§ **Supplied passage**
+===+
So before you start writing button labels, or working on voice and tone guidelines, use the world’s most underrated and effective design tool: a text editor.
Start by writing. Write without constraints or voice or tone.
Detail what the interface should say. If you do that, you’ll understand better how it works. Words are the key to unlocking meaning, and because of that, it’s perhaps the most powerful way to align a group of people with different perspectives, agendas, and preferences to a project.
If you design a digital product without focusing on the words, it’s easy to avoid thinking about the message that it sends to its users. When you take responsibility for the words in an interface, you are the last line of defense against manipulative practices, misinformation, and jargon. Thinking about the language intentionally means that you’re also thinking about its ethical implications—from how it could exclude people to the way it’s used to shape and influence behavior.
In her book Technically Wrong: Sexist Apps, Biased Algorithms, and Other Threats of Toxic Tech, Sara Wachter-Boettcher writes about a smart scale that emails you when you step on it. By default, the message it sends when your weight is higher than it was before is disappointed, but encouraging: “You’ve gained X pounds. Better luck next time!”
+===+
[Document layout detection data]
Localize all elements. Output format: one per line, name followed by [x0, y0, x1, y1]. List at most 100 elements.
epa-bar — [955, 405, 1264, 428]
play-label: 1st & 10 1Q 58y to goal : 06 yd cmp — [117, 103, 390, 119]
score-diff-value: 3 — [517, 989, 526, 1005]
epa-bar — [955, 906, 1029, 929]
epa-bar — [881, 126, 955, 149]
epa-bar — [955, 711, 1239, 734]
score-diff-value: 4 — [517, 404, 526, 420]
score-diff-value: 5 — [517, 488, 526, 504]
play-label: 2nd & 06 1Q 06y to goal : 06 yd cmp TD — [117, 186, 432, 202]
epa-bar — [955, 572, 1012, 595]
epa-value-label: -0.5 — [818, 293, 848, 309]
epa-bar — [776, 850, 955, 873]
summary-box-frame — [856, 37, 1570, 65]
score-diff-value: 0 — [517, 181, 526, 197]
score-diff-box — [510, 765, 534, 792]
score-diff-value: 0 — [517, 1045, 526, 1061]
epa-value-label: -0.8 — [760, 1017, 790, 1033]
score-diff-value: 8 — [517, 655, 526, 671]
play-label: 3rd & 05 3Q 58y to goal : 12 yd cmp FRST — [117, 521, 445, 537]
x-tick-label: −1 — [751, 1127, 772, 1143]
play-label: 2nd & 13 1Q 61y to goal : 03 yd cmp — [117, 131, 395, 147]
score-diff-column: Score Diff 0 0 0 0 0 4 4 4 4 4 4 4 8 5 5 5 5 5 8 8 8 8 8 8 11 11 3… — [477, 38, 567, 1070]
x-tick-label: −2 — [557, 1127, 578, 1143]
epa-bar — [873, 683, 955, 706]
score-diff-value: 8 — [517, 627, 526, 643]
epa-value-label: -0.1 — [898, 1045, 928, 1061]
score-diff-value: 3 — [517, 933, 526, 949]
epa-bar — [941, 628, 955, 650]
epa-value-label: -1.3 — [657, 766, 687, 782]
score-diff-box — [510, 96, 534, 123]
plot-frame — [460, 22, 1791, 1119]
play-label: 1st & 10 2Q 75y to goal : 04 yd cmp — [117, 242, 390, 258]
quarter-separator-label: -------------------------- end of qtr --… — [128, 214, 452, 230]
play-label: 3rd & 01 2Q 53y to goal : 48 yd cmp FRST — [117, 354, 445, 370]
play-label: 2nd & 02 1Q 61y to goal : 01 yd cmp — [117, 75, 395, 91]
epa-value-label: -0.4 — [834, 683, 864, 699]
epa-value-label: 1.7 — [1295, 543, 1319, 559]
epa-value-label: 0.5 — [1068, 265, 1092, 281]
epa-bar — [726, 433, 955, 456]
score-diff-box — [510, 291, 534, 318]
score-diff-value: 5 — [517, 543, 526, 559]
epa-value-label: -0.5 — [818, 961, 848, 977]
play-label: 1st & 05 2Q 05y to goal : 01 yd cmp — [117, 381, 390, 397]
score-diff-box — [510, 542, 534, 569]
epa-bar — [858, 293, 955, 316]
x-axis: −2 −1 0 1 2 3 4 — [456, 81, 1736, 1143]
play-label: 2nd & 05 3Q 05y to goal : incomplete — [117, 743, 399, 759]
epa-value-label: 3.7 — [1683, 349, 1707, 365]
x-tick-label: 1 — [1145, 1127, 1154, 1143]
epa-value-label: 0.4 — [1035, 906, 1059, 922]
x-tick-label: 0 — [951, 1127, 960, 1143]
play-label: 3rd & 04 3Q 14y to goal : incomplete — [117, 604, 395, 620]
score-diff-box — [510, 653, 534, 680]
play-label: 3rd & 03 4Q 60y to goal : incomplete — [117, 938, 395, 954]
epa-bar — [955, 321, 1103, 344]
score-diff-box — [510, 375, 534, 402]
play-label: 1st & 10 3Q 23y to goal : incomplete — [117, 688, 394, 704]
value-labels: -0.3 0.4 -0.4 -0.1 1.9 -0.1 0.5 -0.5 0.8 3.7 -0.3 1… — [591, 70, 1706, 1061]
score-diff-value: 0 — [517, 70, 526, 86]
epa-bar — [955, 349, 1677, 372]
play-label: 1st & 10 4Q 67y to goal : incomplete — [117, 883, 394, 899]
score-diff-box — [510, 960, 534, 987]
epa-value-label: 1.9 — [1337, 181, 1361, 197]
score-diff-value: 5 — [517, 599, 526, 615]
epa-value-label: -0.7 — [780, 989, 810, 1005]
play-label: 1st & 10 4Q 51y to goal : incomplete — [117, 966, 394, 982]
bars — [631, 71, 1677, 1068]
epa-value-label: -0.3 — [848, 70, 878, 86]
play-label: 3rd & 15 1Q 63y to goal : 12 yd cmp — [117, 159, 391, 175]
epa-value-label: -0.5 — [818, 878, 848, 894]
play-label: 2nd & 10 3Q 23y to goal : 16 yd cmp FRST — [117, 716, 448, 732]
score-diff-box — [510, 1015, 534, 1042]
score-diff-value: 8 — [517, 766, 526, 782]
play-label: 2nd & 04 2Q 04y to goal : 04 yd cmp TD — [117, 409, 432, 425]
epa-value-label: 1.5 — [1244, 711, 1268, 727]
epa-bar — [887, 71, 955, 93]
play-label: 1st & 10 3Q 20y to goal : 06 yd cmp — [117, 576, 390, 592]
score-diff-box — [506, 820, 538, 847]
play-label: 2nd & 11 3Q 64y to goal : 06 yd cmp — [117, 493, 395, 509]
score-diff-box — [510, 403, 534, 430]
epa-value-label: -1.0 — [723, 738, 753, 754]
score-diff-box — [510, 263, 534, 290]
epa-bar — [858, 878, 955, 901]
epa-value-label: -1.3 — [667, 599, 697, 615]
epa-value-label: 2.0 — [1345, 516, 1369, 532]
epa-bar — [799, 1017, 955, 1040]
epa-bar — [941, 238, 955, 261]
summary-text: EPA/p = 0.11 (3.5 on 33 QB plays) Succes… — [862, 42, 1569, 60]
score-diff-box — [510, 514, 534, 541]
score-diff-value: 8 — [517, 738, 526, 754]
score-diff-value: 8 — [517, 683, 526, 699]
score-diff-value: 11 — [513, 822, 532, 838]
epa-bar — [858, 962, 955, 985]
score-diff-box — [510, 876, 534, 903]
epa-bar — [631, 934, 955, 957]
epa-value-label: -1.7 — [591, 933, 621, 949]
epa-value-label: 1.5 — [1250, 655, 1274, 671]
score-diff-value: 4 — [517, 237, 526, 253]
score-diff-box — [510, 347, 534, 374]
+===+
§ **Exercise 1**
Reproduce the stretch of the passage on interface writing from "So before you" through "voice or tone.".
§ **Exercise 2**
Decide whether each statement below agrees with the passage on interface writing, answering yes or no and quoting the deciding words from it. (a) A text editor is called the world's most underrated design tool. (b) The smart scale's default message after a weight gain is harsh and critical. (c) The passage advises starting with voice and tone guidelines.
§ **Exercise 3**
Continue the passage on interface writing from its last sentence.

§ **Written reply 1**
So before you start writing button labels, or working on voice and tone guidelines, use the world’s most underrated and effective design tool: a text editor.
Start by writing. Write without constraints or voice or tone.

§ **Written reply 2**
(a) Yes: "use the world’s most underrated and effective design tool: a text editor."
(b) No: "the message it sends when your weight is higher than it was before is disappointed, but encouraging"
(c) No: "So before you start writing button labels, or working on voice and tone guidelines, use the world’s most underrated and effective design tool: a text editor."

§ **Written reply 3**
To someone who is trying to lose weight, the message is fine. Harmless, even. But what about someone with anorexia, or a child, even, who’s trying to gain weight? It’s an eye-rolling message at best and harmful at worst.
Somebody had to write those emails. If they were thinking systemically about the words they were writing—not what the words should be, but also how they fit into the larger system of words the user sees—they might identify the cases where users aren’t experiencing what the company thinks they’re experiencing. Of course, even if the writer understood these implications, the organization they work for may not be structured to allow them to flag potential concerns and change course once the project is underway. Large, siloed organizations tend to be bureaucratic and process driven, and aren’t particularly adept at changing strategies downstream. It could be that this writer wasn’t empowered to raise this concern.
That’s why it’s important to collaborate with your team on the words as soon as possible, while a project’s scope is still new and malleable. It’s much easier to change wording—or even the product’s message—when it’s written on a white board or a Word doc than when it’s coded into an interface.
Recognition and Recall
Being clear is challenging on its own, but the real challenge is to do that over and over again, throughout the experience you’re working on.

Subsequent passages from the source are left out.